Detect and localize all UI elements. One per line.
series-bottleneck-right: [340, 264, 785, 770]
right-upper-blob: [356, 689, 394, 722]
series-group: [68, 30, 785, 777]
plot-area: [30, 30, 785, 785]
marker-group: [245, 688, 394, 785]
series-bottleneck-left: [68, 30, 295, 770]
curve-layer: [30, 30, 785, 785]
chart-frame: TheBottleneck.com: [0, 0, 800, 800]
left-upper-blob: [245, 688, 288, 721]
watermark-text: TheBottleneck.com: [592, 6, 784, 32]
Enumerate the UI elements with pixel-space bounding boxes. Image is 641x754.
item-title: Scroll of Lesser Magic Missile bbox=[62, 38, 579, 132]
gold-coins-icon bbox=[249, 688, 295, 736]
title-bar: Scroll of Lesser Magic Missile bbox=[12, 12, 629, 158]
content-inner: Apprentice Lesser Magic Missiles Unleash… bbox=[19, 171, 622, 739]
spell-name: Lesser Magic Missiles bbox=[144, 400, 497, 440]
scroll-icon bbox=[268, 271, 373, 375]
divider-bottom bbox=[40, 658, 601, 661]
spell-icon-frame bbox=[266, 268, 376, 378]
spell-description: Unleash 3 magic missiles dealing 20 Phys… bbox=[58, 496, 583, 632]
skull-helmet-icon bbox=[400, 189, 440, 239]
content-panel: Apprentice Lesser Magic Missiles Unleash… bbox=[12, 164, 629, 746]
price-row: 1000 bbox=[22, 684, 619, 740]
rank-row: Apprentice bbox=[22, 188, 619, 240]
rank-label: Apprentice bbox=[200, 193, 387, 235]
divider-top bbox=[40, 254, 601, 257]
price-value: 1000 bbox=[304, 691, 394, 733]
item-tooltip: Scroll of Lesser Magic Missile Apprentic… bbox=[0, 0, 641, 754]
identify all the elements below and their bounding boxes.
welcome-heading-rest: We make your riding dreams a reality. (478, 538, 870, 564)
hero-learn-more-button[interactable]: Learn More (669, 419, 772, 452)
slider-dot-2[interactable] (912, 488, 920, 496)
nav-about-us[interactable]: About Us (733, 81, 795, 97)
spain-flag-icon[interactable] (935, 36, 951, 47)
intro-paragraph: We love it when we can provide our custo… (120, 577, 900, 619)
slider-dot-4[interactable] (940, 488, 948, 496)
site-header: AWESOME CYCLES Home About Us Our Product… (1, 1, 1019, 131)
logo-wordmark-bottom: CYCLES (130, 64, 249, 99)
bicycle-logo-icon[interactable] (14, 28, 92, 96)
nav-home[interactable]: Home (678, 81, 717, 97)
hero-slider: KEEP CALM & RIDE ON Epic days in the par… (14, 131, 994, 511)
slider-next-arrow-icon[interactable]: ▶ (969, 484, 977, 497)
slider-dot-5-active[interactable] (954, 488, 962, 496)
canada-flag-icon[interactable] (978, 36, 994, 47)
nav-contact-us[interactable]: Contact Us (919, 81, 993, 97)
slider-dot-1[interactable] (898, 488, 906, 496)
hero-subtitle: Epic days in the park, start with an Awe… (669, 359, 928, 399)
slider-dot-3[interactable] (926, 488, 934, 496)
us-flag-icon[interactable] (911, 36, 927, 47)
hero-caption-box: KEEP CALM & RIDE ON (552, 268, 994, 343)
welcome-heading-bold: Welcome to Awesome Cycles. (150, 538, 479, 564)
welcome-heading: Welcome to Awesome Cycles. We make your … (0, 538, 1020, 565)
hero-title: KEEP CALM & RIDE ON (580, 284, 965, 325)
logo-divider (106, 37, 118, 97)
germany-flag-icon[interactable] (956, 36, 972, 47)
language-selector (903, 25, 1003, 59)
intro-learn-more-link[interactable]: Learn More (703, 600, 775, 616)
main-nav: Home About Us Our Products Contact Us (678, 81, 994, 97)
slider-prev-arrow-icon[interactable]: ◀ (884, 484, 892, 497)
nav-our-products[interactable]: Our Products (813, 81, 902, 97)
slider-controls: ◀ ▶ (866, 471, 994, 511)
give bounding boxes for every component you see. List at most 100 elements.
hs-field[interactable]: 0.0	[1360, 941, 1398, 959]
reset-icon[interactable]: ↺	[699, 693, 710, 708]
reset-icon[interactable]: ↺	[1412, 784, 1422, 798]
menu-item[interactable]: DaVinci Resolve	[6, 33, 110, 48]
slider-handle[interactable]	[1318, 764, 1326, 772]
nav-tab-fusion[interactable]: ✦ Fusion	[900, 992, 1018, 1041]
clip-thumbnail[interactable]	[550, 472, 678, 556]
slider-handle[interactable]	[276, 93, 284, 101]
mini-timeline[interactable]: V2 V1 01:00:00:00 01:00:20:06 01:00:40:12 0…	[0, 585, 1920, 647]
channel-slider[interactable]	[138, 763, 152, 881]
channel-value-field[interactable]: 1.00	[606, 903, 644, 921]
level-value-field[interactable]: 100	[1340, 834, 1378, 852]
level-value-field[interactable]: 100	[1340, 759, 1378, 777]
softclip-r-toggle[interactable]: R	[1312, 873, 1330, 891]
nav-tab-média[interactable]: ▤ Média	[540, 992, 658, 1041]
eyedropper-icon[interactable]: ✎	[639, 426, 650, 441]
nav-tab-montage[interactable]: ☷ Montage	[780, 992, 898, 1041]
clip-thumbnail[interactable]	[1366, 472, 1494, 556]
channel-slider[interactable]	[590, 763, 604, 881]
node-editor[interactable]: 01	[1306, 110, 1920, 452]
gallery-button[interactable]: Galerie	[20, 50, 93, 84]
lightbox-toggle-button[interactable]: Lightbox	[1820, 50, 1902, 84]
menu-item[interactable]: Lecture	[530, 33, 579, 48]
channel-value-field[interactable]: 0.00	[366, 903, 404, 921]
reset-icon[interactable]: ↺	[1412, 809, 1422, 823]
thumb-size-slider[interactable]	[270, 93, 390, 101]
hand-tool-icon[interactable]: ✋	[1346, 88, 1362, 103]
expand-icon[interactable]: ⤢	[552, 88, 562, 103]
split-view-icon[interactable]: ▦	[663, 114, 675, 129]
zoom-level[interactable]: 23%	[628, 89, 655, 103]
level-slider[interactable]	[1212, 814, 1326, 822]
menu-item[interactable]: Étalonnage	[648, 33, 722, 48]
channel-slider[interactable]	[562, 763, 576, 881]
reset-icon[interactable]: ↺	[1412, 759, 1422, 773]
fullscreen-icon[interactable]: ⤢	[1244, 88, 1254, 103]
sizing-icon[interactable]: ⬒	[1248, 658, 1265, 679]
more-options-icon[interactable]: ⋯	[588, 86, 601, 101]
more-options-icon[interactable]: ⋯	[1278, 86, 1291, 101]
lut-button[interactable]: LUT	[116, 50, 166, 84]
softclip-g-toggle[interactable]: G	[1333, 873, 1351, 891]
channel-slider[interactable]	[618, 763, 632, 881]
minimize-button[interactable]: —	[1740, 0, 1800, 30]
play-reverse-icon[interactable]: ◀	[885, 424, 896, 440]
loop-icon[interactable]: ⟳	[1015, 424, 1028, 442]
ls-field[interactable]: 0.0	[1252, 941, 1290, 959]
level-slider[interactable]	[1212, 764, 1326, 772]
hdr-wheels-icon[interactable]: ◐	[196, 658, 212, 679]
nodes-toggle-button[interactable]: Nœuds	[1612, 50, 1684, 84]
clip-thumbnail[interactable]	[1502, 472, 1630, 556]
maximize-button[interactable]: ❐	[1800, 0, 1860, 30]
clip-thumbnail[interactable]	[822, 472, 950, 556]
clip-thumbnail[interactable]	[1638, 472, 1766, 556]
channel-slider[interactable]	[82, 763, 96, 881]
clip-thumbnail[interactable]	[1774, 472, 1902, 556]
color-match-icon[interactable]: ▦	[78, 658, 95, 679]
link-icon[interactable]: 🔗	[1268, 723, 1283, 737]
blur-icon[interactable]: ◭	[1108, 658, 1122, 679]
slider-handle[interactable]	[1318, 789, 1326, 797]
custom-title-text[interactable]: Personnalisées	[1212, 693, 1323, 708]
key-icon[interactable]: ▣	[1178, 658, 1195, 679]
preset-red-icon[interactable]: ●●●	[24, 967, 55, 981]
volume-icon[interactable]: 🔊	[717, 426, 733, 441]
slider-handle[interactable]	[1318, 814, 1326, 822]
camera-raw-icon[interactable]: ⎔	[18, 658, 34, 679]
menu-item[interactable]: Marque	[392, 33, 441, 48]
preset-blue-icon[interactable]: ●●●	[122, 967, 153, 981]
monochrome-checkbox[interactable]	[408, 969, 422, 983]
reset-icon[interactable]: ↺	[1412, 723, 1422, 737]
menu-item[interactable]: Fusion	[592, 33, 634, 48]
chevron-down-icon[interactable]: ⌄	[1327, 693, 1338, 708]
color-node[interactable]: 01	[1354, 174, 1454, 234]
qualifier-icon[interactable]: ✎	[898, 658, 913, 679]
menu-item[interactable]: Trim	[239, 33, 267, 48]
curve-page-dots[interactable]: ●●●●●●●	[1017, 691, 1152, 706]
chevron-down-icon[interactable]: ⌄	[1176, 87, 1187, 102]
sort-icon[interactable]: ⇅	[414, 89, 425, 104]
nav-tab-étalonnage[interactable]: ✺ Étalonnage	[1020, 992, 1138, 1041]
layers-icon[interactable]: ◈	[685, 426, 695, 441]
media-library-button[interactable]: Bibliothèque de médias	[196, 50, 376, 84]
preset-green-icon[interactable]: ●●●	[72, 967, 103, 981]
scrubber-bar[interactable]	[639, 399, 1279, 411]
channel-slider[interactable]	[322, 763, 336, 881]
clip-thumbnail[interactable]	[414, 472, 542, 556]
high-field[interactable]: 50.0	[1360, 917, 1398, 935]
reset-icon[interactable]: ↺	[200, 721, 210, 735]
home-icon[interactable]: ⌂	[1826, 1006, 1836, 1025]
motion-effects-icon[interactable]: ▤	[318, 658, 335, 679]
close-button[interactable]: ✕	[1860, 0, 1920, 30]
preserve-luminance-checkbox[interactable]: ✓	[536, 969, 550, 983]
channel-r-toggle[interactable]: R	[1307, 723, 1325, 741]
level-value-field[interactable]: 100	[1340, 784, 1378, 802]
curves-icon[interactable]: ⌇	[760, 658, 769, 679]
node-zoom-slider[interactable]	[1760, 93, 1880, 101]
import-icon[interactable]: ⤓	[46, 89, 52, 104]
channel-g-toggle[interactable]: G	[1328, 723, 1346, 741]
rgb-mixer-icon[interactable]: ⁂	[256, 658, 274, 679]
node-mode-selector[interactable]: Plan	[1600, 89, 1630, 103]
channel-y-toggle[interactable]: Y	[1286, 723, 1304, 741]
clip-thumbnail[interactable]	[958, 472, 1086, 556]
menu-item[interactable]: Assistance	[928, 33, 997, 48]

• WHAT THE TASK REQUIRES:
Count the lines in the data above that contain the string "TheBottleneck", and reply with the number alone.

• TASK RESPONSE:
2